== REQUIREMENTS ==
Write out each line beneath this one exactly as it reads.

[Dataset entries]
━━━
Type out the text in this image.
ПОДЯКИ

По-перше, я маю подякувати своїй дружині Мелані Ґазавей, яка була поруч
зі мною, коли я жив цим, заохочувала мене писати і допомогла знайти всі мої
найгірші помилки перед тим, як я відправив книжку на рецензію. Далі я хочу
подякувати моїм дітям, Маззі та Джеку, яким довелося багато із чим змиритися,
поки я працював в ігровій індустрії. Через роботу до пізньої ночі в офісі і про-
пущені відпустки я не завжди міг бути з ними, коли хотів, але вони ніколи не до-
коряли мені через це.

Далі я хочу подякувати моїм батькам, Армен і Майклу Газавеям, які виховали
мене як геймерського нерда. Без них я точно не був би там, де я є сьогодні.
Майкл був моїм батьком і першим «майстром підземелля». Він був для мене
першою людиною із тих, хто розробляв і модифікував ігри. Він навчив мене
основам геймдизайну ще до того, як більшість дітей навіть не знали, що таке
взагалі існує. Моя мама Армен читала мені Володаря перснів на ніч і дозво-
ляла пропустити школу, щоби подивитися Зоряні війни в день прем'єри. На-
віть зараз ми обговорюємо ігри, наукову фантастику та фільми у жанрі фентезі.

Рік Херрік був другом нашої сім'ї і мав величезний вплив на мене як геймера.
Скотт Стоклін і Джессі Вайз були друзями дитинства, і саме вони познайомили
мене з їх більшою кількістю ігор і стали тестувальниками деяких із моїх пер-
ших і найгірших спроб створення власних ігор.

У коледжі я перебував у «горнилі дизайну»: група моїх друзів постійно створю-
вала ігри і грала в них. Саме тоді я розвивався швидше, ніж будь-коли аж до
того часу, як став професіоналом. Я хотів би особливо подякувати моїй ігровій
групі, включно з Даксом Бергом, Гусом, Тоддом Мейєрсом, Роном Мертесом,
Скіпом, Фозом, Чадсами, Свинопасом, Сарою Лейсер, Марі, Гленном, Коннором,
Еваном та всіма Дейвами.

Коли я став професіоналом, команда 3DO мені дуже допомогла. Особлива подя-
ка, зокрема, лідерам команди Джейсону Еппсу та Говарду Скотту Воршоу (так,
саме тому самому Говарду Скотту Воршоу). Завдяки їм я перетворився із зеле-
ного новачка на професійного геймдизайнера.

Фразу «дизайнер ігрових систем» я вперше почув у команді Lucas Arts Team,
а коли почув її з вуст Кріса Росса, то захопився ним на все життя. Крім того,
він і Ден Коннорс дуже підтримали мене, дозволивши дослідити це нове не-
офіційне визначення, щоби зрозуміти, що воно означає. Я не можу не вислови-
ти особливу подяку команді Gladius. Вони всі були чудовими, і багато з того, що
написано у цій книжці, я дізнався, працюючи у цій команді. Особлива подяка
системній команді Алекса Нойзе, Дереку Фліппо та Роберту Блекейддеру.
━━━
== TASK SOLUTION ==
Type out the text in this image.
ПОДЯКИ

По-перше, я маю подякувати своїй дружині Мелані Ґазавей, яка була поруч
зі мною, коли я жив цим, заохочувала мене писати і допомогла знайти всі мої
найгірші помилки перед тим, як я відправив книжку на рецензію. Далі я хочу
подякувати моїм дітям, Маззі та Джеку, яким довелося багато із чим змиритися,
поки я працював в ігровій індустрії. Через роботу до пізньої ночі в офісі і про-
пущені відпустки я не завжди міг бути з ними, коли хотів, але вони ніколи не до-
коряли мені через це.

Далі я хочу подякувати моїм батькам, Армен і Майклу Газавеям, які виховали
мене як геймерського нерда. Без них я точно не був би там, де я є сьогодні.
Майкл був моїм батьком і першим «майстром підземелля». Він був для мене
першою людиною із тих, хто розробляв і модифікував ігри. Він навчив мене
основам геймдизайну ще до того, як більшість дітей навіть не знали, що таке
взагалі існує. Моя мама Армен читала мені Володаря перснів на ніч і дозво-
ляла пропустити школу, щоби подивитися Зоряні війни в день прем'єри. На-
віть зараз ми обговорюємо ігри, наукову фантастику та фільми у жанрі фентезі.

Рік Херрік був другом нашої сім'ї і мав величезний вплив на мене як геймера.
Скотт Стоклін і Джессі Вайз були друзями дитинства, і саме вони познайомили
мене з їх більшою кількістю ігор і стали тестувальниками деяких із моїх пер-
ших і найгірших спроб створення власних ігор.

У коледжі я перебував у «горнилі дизайну»: група моїх друзів постійно створю-
вала ігри і грала в них. Саме тоді я розвивався швидше, ніж будь-коли аж до
того часу, як став професіоналом. Я хотів би особливо подякувати моїй ігровій
групі, включно з Даксом Бергом, Гусом, Тоддом Мейєрсом, Роном Мертесом,
Скіпом, Фозом, Чадсами, Свинопасом, Сарою Лейсер, Марі, Гленном, Коннором,
Еваном та всіма Дейвами.

Коли я став професіоналом, команда 3DO мені дуже допомогла. Особлива подя-
ка, зокрема, лідерам команди Джейсону Еппсу та Говарду Скотту Воршоу (так,
саме тому самому Говарду Скотту Воршоу). Завдяки їм я перетворився із зеле-
ного новачка на професійного геймдизайнера.

Фразу «дизайнер ігрових систем» я вперше почув у команді Lucas Arts Team,
а коли почув її з вуст Кріса Росса, то захопився ним на все життя. Крім того,
він і Ден Коннорс дуже підтримали мене, дозволивши дослідити це нове не-
офіційне визначення, щоби зрозуміти, що воно означає. Я не можу не вислови-
ти особливу подяку команді Gladius. Вони всі були чудовими, і багато з того, що
написано у цій книжці, я дізнався, працюючи у цій команді. Особлива подяка
системній команді Алекса Нойзе, Дереку Фліппо та Роберту Блекейддеру.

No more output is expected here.